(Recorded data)
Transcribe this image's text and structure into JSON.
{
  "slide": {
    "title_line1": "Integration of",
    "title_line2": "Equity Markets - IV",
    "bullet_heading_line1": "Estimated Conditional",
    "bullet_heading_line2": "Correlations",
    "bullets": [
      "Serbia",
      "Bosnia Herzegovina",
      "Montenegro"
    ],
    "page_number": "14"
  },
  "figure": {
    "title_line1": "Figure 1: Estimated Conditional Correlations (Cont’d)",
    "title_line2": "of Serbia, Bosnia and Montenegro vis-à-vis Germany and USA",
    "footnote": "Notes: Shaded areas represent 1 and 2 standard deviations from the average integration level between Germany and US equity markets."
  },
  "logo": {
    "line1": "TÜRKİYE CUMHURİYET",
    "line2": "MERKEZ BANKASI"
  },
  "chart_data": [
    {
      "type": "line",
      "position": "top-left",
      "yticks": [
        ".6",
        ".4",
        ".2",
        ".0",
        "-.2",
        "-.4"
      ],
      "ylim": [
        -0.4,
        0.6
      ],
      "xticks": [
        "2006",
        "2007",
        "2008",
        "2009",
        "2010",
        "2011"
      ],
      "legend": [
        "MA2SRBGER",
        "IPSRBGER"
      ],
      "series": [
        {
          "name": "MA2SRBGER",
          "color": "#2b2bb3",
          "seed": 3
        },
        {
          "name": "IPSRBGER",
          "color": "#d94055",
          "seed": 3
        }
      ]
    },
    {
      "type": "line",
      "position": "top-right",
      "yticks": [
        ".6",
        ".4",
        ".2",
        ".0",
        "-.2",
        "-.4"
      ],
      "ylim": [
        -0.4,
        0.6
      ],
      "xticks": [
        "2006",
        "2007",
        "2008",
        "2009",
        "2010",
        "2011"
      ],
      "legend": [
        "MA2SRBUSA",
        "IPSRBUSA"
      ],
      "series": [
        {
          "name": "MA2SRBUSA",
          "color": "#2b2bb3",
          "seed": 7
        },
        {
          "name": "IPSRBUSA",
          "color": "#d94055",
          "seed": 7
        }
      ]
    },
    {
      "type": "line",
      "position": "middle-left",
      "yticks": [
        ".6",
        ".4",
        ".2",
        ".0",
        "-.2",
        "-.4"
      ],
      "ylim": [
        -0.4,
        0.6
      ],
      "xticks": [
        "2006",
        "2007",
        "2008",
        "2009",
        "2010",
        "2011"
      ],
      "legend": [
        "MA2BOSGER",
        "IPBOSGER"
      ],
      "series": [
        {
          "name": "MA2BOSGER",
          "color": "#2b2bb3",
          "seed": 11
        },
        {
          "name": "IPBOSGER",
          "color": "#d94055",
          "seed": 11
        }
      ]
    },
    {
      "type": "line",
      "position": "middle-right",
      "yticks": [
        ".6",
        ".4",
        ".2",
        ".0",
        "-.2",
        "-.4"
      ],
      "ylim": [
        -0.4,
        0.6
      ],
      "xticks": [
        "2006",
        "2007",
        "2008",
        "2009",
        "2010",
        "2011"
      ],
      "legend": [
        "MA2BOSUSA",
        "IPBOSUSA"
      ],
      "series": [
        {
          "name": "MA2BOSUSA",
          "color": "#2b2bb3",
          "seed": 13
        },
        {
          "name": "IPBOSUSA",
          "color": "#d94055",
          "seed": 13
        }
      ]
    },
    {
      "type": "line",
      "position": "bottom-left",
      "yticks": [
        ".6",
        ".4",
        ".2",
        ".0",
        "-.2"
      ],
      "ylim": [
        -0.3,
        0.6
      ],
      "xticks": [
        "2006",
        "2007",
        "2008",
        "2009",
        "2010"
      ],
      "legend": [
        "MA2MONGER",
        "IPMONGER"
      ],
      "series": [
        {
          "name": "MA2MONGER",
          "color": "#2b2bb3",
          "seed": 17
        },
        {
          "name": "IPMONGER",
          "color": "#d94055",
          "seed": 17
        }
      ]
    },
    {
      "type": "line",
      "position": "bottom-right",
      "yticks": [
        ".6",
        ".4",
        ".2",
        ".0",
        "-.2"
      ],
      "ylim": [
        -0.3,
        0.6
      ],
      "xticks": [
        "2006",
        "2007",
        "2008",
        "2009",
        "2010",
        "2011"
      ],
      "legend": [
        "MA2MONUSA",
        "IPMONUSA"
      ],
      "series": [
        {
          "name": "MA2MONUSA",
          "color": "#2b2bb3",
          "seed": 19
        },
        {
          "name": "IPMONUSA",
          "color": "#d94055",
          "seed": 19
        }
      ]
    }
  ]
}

* Stated goal:
Repeat the data precisely, reproducing every entry.

* In response:
Transcribe this image's text and structure into JSON.
{
  "slide": {
    "title_line1": "Integration of",
    "title_line2": "Equity Markets - IV",
    "bullet_heading_line1": "Estimated Conditional",
    "bullet_heading_line2": "Correlations",
    "bullets": [
      "Serbia",
      "Bosnia Herzegovina",
      "Montenegro"
    ],
    "page_number": "14"
  },
  "figure": {
    "title_line1": "Figure 1: Estimated Conditional Correlations (Cont’d)",
    "title_line2": "of Serbia, Bosnia and Montenegro vis-à-vis Germany and USA",
    "footnote": "Notes: Shaded areas represent 1 and 2 standard deviations from the average integration level between Germany and US equity markets."
  },
  "logo": {
    "line1": "TÜRKİYE CUMHURİYET",
    "line2": "MERKEZ BANKASI"
  },
  "chart_data": [
    {
      "type": "line",
      "position": "top-left",
      "yticks": [
        ".6",
        ".4",
        ".2",
        ".0",
        "-.2",
        "-.4"
      ],
      "ylim": [
        -0.4,
        0.6
      ],
      "xticks": [
        "2006",
        "2007",
        "2008",
        "2009",
        "2010",
        "2011"
      ],
      "legend": [
        "MA2SRBGER",
        "IPSRBGER"
      ],
      "series": [
        {
          "name": "MA2SRBGER",
          "color": "#2b2bb3",
          "seed": 3
        },
        {
          "name": "IPSRBGER",
          "color": "#d94055",
          "seed": 3
        }
      ]
    },
    {
      "type": "line",
      "position": "top-right",
      "yticks": [
        ".6",
        ".4",
        ".2",
        ".0",
        "-.2",
        "-.4"
      ],
      "ylim": [
        -0.4,
        0.6
      ],
      "xticks": [
        "2006",
        "2007",
        "2008",
        "2009",
        "2010",
        "2011"
      ],
      "legend": [
        "MA2SRBUSA",
        "IPSRBUSA"
      ],
      "series": [
        {
          "name": "MA2SRBUSA",
          "color": "#2b2bb3",
          "seed": 7
        },
        {
          "name": "IPSRBUSA",
          "color": "#d94055",
          "seed": 7
        }
      ]
    },
    {
      "type": "line",
      "position": "middle-left",
      "yticks": [
        ".6",
        ".4",
        ".2",
        ".0",
        "-.2",
        "-.4"
      ],
      "ylim": [
        -0.4,
        0.6
      ],
      "xticks": [
        "2006",
        "2007",
        "2008",
        "2009",
        "2010",
        "2011"
      ],
      "legend": [
        "MA2BOSGER",
        "IPBOSGER"
      ],
      "series": [
        {
          "name": "MA2BOSGER",
          "color": "#2b2bb3",
          "seed": 11
        },
        {
          "name": "IPBOSGER",
          "color": "#d94055",
          "seed": 11
        }
      ]
    },
    {
      "type": "line",
      "position": "middle-right",
      "yticks": [
        ".6",
        ".4",
        ".2",
        ".0",
        "-.2",
        "-.4"
      ],
      "ylim": [
        -0.4,
        0.6
      ],
      "xticks": [
        "2006",
        "2007",
        "2008",
        "2009",
        "2010",
        "2011"
      ],
      "legend": [
        "MA2BOSUSA",
        "IPBOSUSA"
      ],
      "series": [
        {
          "name": "MA2BOSUSA",
          "color": "#2b2bb3",
          "seed": 13
        },
        {
          "name": "IPBOSUSA",
          "color": "#d94055",
          "seed": 13
        }
      ]
    },
    {
      "type": "line",
      "position": "bottom-left",
      "yticks": [
        ".6",
        ".4",
        ".2",
        ".0",
        "-.2"
      ],
      "ylim": [
        -0.3,
        0.6
      ],
      "xticks": [
        "2006",
        "2007",
        "2008",
        "2009",
        "2010"
      ],
      "legend": [
        "MA2MONGER",
        "IPMONGER"
      ],
      "series": [
        {
          "name": "MA2MONGER",
          "color": "#2b2bb3",
          "seed": 17
        },
        {
          "name": "IPMONGER",
          "color": "#d94055",
          "seed": 17
        }
      ]
    },
    {
      "type": "line",
      "position": "bottom-right",
      "yticks": [
        ".6",
        ".4",
        ".2",
        ".0",
        "-.2"
      ],
      "ylim": [
        -0.3,
        0.6
      ],
      "xticks": [
        "2006",
        "2007",
        "2008",
        "2009",
        "2010",
        "2011"
      ],
      "legend": [
        "MA2MONUSA",
        "IPMONUSA"
      ],
      "series": [
        {
          "name": "MA2MONUSA",
          "color": "#2b2bb3",
          "seed": 19
        },
        {
          "name": "IPMONUSA",
          "color": "#d94055",
          "seed": 19
        }
      ]
    }
  ]
}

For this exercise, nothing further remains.